## PROBLEM TO WORK ON
Your copy of the material must match it exactly, except that pictures are dropped.

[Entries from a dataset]
-- START --

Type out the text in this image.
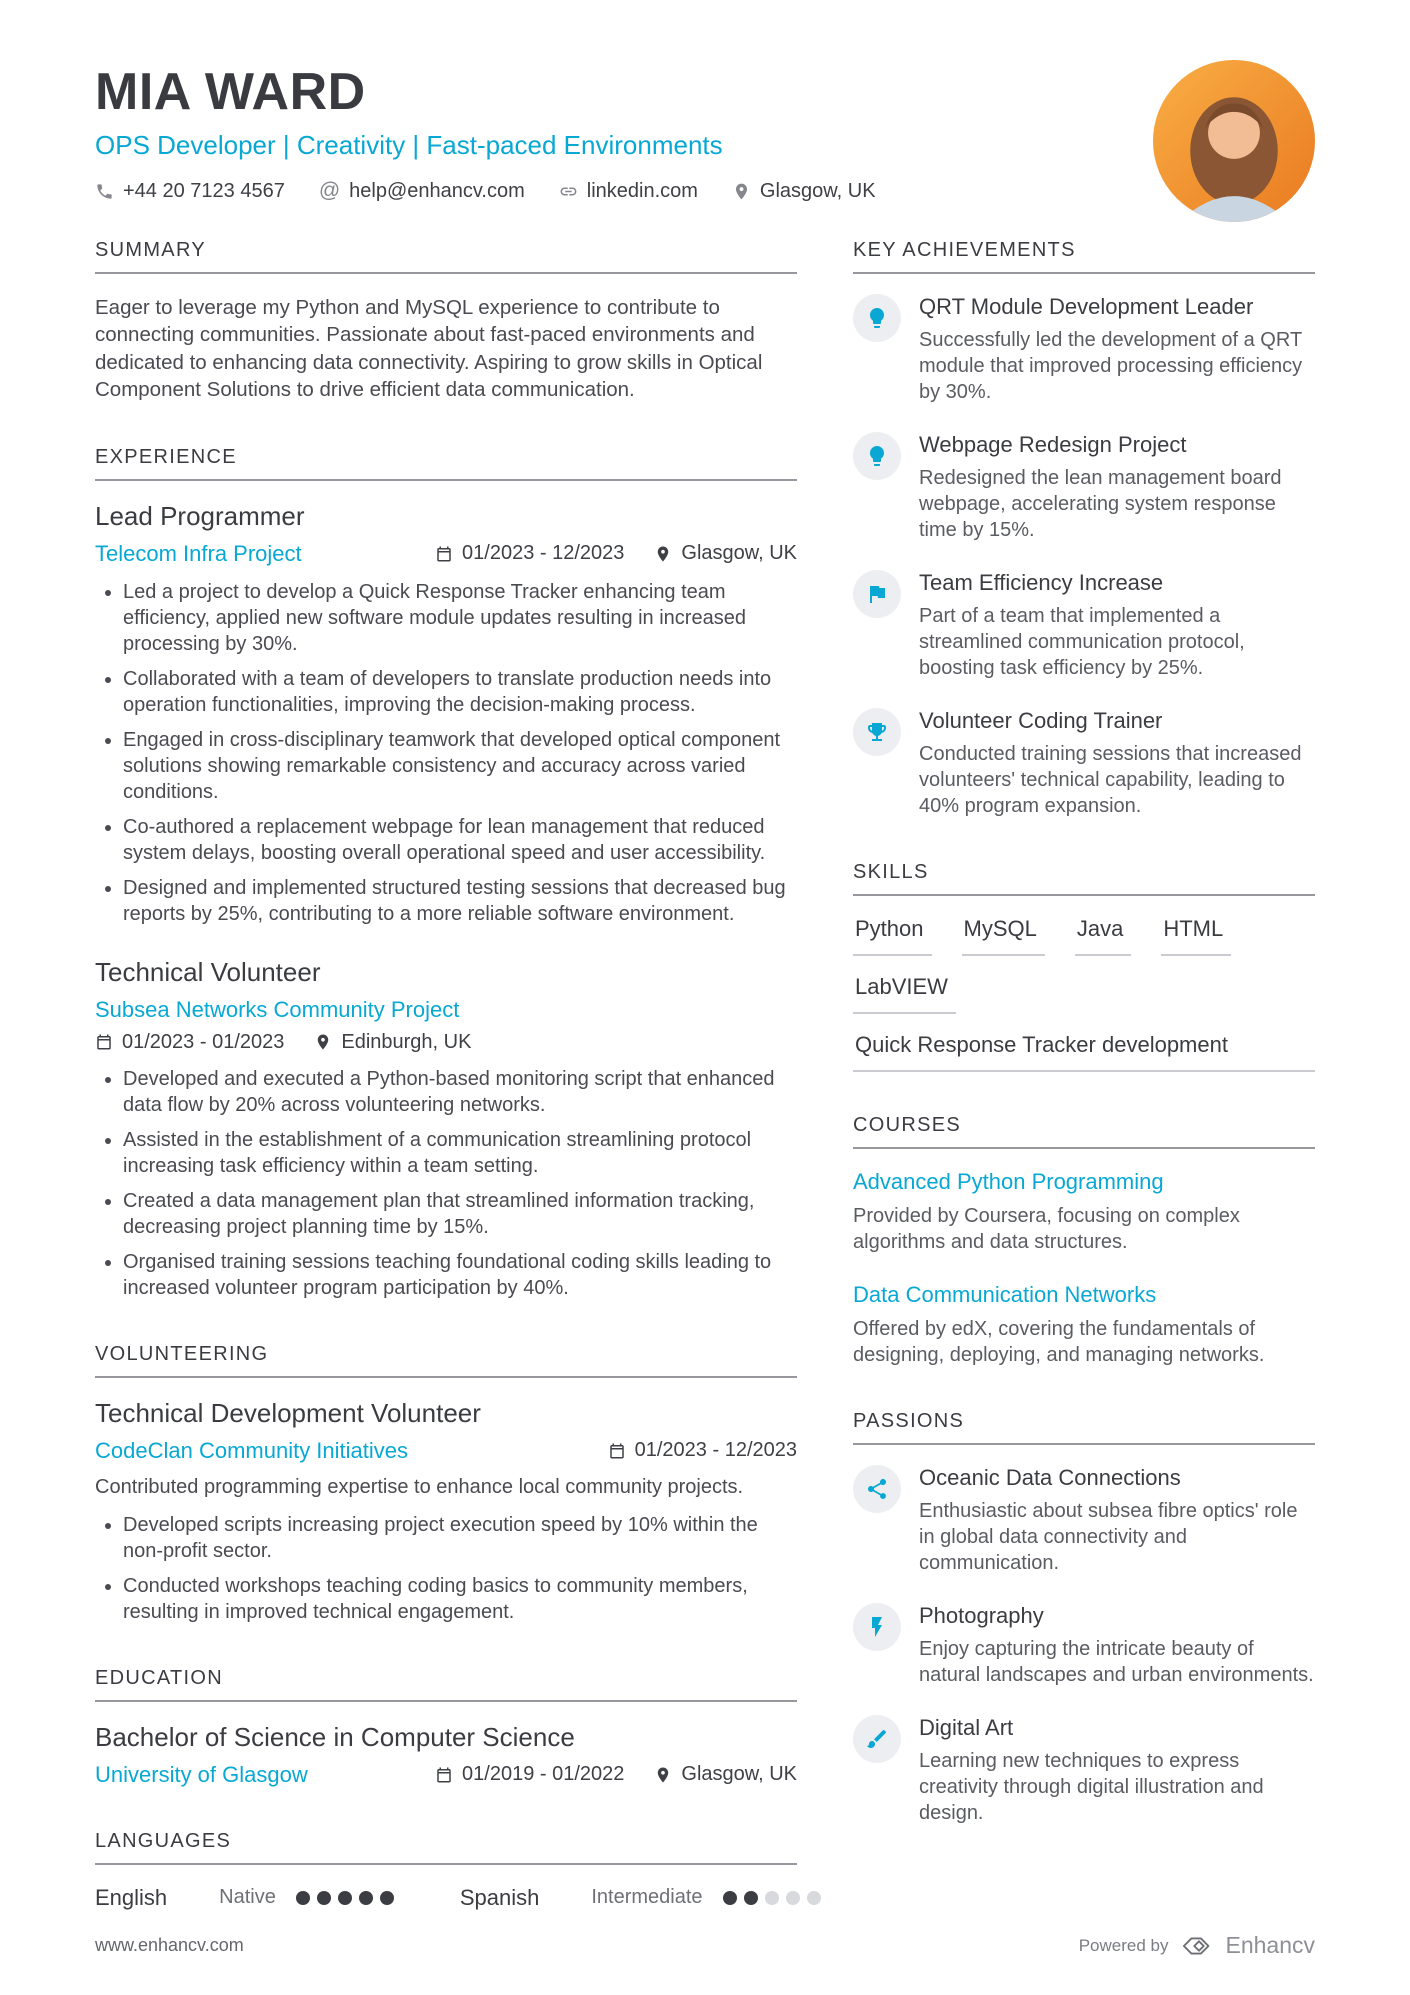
MIA WARD
OPS Developer | Creativity | Fast-paced Environments
+44 20 7123 4567 @ help@enhancv.com	linkedin.com	Glasgow, UK
SUMMARY

Eager to leverage my Python and MySQL experience to contribute to connecting communities. Passionate about fast-paced environments and dedicated to enhancing data connectivity. Aspiring to grow skills in Optical Component Solutions to drive efficient data communication.

EXPERIENCE
Lead Programmer
Telecom Infra Project	01/2023 - 12/2023	Glasgow, UK
• Led a project to develop a Quick Response Tracker enhancing team efficiency, applied new software module updates resulting in increased processing by 30%.
• Collaborated with a team of developers to translate production needs into operation functionalities, improving the decision-making process.
• Engaged in cross-disciplinary teamwork that developed optical component solutions showing remarkable consistency and accuracy across varied conditions.
• Co-authored a replacement webpage for lean management that reduced system delays, boosting overall operational speed and user accessibility.
• Designed and implemented structured testing sessions that decreased bug reports by 25%, contributing to a more reliable software environment.
Technical Volunteer
Subsea Networks Community Project
01/2023 - 01/2023	Edinburgh, UK
• Developed and executed a Python-based monitoring script that enhanced data flow by 20% across volunteering networks.
• Assisted in the establishment of a communication streamlining protocol increasing task efficiency within a team setting.
• Created a data management plan that streamlined information tracking, decreasing project planning time by 15%.
• Organised training sessions teaching foundational coding skills leading to increased volunteer program participation by 40%.
VOLUNTEERING
Technical Development Volunteer
CodeClan Community Initiatives	01/2023 - 12/2023
Contributed programming expertise to enhance local community projects.
• Developed scripts increasing project execution speed by 10% within the non-profit sector.
• Conducted workshops teaching coding basics to community members, resulting in improved technical engagement.
EDUCATION
Bachelor of Science in Computer Science
University of Glasgow	01/2019 - 01/2022	Glasgow, UK
LANGUAGES
English	Native	Spanish	Intermediate
KEY ACHIEVEMENTS
QRT Module Development Leader
Successfully led the development of a QRT module that improved processing efficiency by 30%.
Webpage Redesign Project
Redesigned the lean management board webpage, accelerating system response time by 15%.
Team Efficiency Increase
Part of a team that implemented a streamlined communication protocol, boosting task efficiency by 25%.
Volunteer Coding Trainer
Conducted training sessions that increased volunteers' technical capability, leading to 40% program expansion.
SKILLS
Python	MySQL	Java	HTML
LabVIEW
Quick Response Tracker development
COURSES
Advanced Python Programming
Provided by Coursera, focusing on complex algorithms and data structures.
Data Communication Networks
Offered by edX, covering the fundamentals of designing, deploying, and managing networks.
PASSIONS
Oceanic Data Connections
Enthusiastic about subsea fibre optics' role in global data connectivity and communication.
Photography
Enjoy capturing the intricate beauty of natural landscapes and urban environments.
Digital Art
Learning new techniques to express creativity through digital illustration and design.
www.enhancv.com	Powered by Enhancv
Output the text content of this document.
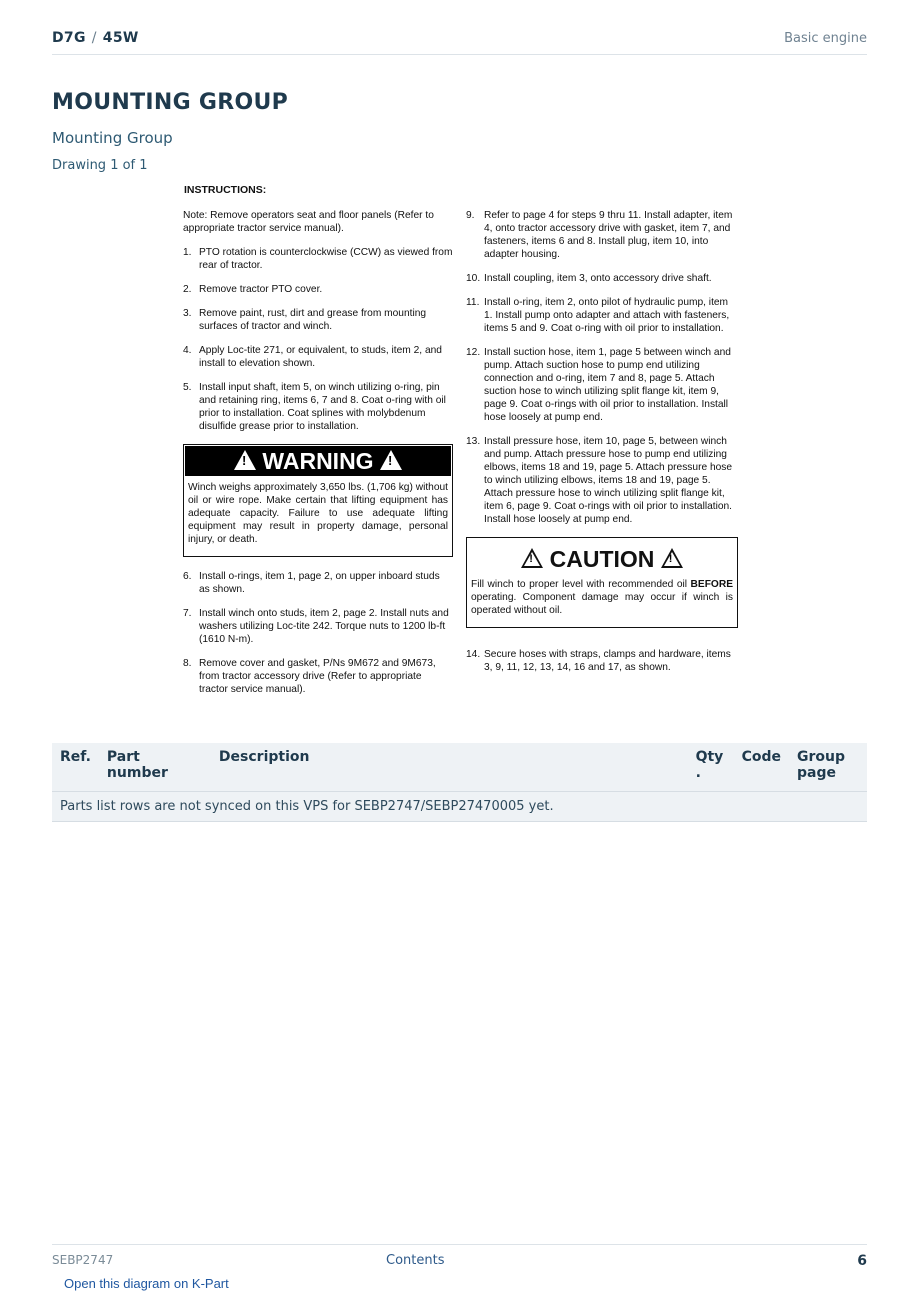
D7G / 45W	Basic engine
MOUNTING GROUP
Mounting Group
Drawing 1 of 1
INSTRUCTIONS:

Note: Remove operators seat and floor panels (Refer to appropriate tractor service manual).

1. PTO rotation is counterclockwise (CCW) as viewed from rear of tractor.
2. Remove tractor PTO cover.
3. Remove paint, rust, dirt and grease from mounting surfaces of tractor and winch.
4. Apply Loc-tite 271, or equivalent, to studs, item 2, and install to elevation shown.
5. Install input shaft, item 5, on winch utilizing o-ring, pin and retaining ring, items 6, 7 and 8. Coat o-ring with oil prior to installation. Coat splines with molybdenum disulfide grease prior to installation.
! WARNING !
Winch weighs approximately 3,650 lbs. (1,706 kg) without oil or wire rope. Make certain that lifting equipment has adequate capacity. Failure to use adequate lifting equipment may result in property damage, personal injury, or death.
6. Install o-rings, item 1, page 2, on upper inboard studs as shown.
7. Install winch onto studs, item 2, page 2. Install nuts and washers utilizing Loc-tite 242. Torque nuts to 1200 lb-ft (1610 N-m).
8. Remove cover and gasket, P/Ns 9M672 and 9M673, from tractor accessory drive (Refer to appropriate tractor service manual).
9. Refer to page 4 for steps 9 thru 11. Install adapter, item 4, onto tractor accessory drive with gasket, item 7, and fasteners, items 6 and 8. Install plug, item 10, into adapter housing.
10. Install coupling, item 3, onto accessory drive shaft.
11. Install o-ring, item 2, onto pilot of hydraulic pump, item 1. Install pump onto adapter and attach with fasteners, items 5 and 9. Coat o-ring with oil prior to installation.
12. Install suction hose, item 1, page 5 between winch and pump. Attach suction hose to pump end utilizing connection and o-ring, item 7 and 8, page 5. Attach suction hose to winch utilizing split flange kit, item 9, page 9. Coat o-rings with oil prior to installation. Install hose loosely at pump end.
13. Install pressure hose, item 10, page 5, between winch and pump. Attach pressure hose to pump end utilizing elbows, items 18 and 19, page 5. Attach pressure hose to winch utilizing elbows, items 18 and 19, page 5. Attach pressure hose to winch utilizing split flange kit, item 6, page 9. Coat o-rings with oil prior to installation. Install hose loosely at pump end.
! CAUTION !
Fill winch to proper level with recommended oil BEFORE operating. Component damage may occur if winch is operated without oil.
14. Secure hoses with straps, clamps and hardware, items 3, 9, 11, 12, 13, 14, 16 and 17, as shown.
Ref.	Part number	Description	Qty .	Code	Group page
Parts list rows are not synced on this VPS for SEBP2747/SEBP27470005 yet.
SEBP2747	Contents	6
Open this diagram on K-Part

-- END --

## RESULT FOR THIS TASK
Type out the text in this image.
MIA WARD
OPS Developer | Creativity | Fast-paced Environments
+44 20 7123 4567 @ help@enhancv.com	linkedin.com	Glasgow, UK
SUMMARY

Eager to leverage my Python and MySQL experience to contribute to connecting communities. Passionate about fast-paced environments and dedicated to enhancing data connectivity. Aspiring to grow skills in Optical Component Solutions to drive efficient data communication.

EXPERIENCE
Lead Programmer
Telecom Infra Project	01/2023 - 12/2023	Glasgow, UK
• Led a project to develop a Quick Response Tracker enhancing team efficiency, applied new software module updates resulting in increased processing by 30%.
• Collaborated with a team of developers to translate production needs into operation functionalities, improving the decision-making process.
• Engaged in cross-disciplinary teamwork that developed optical component solutions showing remarkable consistency and accuracy across varied conditions.
• Co-authored a replacement webpage for lean management that reduced system delays, boosting overall operational speed and user accessibility.
• Designed and implemented structured testing sessions that decreased bug reports by 25%, contributing to a more reliable software environment.
Technical Volunteer
Subsea Networks Community Project
01/2023 - 01/2023	Edinburgh, UK
• Developed and executed a Python-based monitoring script that enhanced data flow by 20% across volunteering networks.
• Assisted in the establishment of a communication streamlining protocol increasing task efficiency within a team setting.
• Created a data management plan that streamlined information tracking, decreasing project planning time by 15%.
• Organised training sessions teaching foundational coding skills leading to increased volunteer program participation by 40%.
VOLUNTEERING
Technical Development Volunteer
CodeClan Community Initiatives	01/2023 - 12/2023
Contributed programming expertise to enhance local community projects.
• Developed scripts increasing project execution speed by 10% within the non-profit sector.
• Conducted workshops teaching coding basics to community members, resulting in improved technical engagement.
EDUCATION
Bachelor of Science in Computer Science
University of Glasgow	01/2019 - 01/2022	Glasgow, UK
LANGUAGES
English	Native	Spanish	Intermediate
KEY ACHIEVEMENTS
QRT Module Development Leader
Successfully led the development of a QRT module that improved processing efficiency by 30%.
Webpage Redesign Project
Redesigned the lean management board webpage, accelerating system response time by 15%.
Team Efficiency Increase
Part of a team that implemented a streamlined communication protocol, boosting task efficiency by 25%.
Volunteer Coding Trainer
Conducted training sessions that increased volunteers' technical capability, leading to 40% program expansion.
SKILLS
Python	MySQL	Java	HTML
LabVIEW
Quick Response Tracker development
COURSES
Advanced Python Programming
Provided by Coursera, focusing on complex algorithms and data structures.
Data Communication Networks
Offered by edX, covering the fundamentals of designing, deploying, and managing networks.
PASSIONS
Oceanic Data Connections
Enthusiastic about subsea fibre optics' role in global data connectivity and communication.
Photography
Enjoy capturing the intricate beauty of natural landscapes and urban environments.
Digital Art
Learning new techniques to express creativity through digital illustration and design.
www.enhancv.com	Powered by Enhancv
Output the text content of this document.
D7G / 45W	Basic engine
MOUNTING GROUP
Mounting Group
Drawing 1 of 1
INSTRUCTIONS:

Note: Remove operators seat and floor panels (Refer to appropriate tractor service manual).

1. PTO rotation is counterclockwise (CCW) as viewed from rear of tractor.
2. Remove tractor PTO cover.
3. Remove paint, rust, dirt and grease from mounting surfaces of tractor and winch.
4. Apply Loc-tite 271, or equivalent, to studs, item 2, and install to elevation shown.
5. Install input shaft, item 5, on winch utilizing o-ring, pin and retaining ring, items 6, 7 and 8. Coat o-ring with oil prior to installation. Coat splines with molybdenum disulfide grease prior to installation.
! WARNING !
Winch weighs approximately 3,650 lbs. (1,706 kg) without oil or wire rope. Make certain that lifting equipment has adequate capacity. Failure to use adequate lifting equipment may result in property damage, personal injury, or death.
6. Install o-rings, item 1, page 2, on upper inboard studs as shown.
7. Install winch onto studs, item 2, page 2. Install nuts and washers utilizing Loc-tite 242. Torque nuts to 1200 lb-ft (1610 N-m).
8. Remove cover and gasket, P/Ns 9M672 and 9M673, from tractor accessory drive (Refer to appropriate tractor service manual).
9. Refer to page 4 for steps 9 thru 11. Install adapter, item 4, onto tractor accessory drive with gasket, item 7, and fasteners, items 6 and 8. Install plug, item 10, into adapter housing.
10. Install coupling, item 3, onto accessory drive shaft.
11. Install o-ring, item 2, onto pilot of hydraulic pump, item 1. Install pump onto adapter and attach with fasteners, items 5 and 9. Coat o-ring with oil prior to installation.
12. Install suction hose, item 1, page 5 between winch and pump. Attach suction hose to pump end utilizing connection and o-ring, item 7 and 8, page 5. Attach suction hose to winch utilizing split flange kit, item 9, page 9. Coat o-rings with oil prior to installation. Install hose loosely at pump end.
13. Install pressure hose, item 10, page 5, between winch and pump. Attach pressure hose to pump end utilizing elbows, items 18 and 19, page 5. Attach pressure hose to winch utilizing elbows, items 18 and 19, page 5. Attach pressure hose to winch utilizing split flange kit, item 6, page 9. Coat o-rings with oil prior to installation. Install hose loosely at pump end.
! CAUTION !
Fill winch to proper level with recommended oil BEFORE operating. Component damage may occur if winch is operated without oil.
14. Secure hoses with straps, clamps and hardware, items 3, 9, 11, 12, 13, 14, 16 and 17, as shown.
Ref.	Part number	Description	Qty .	Code	Group page
Parts list rows are not synced on this VPS for SEBP2747/SEBP27470005 yet.
SEBP2747	Contents	6
Open this diagram on K-Part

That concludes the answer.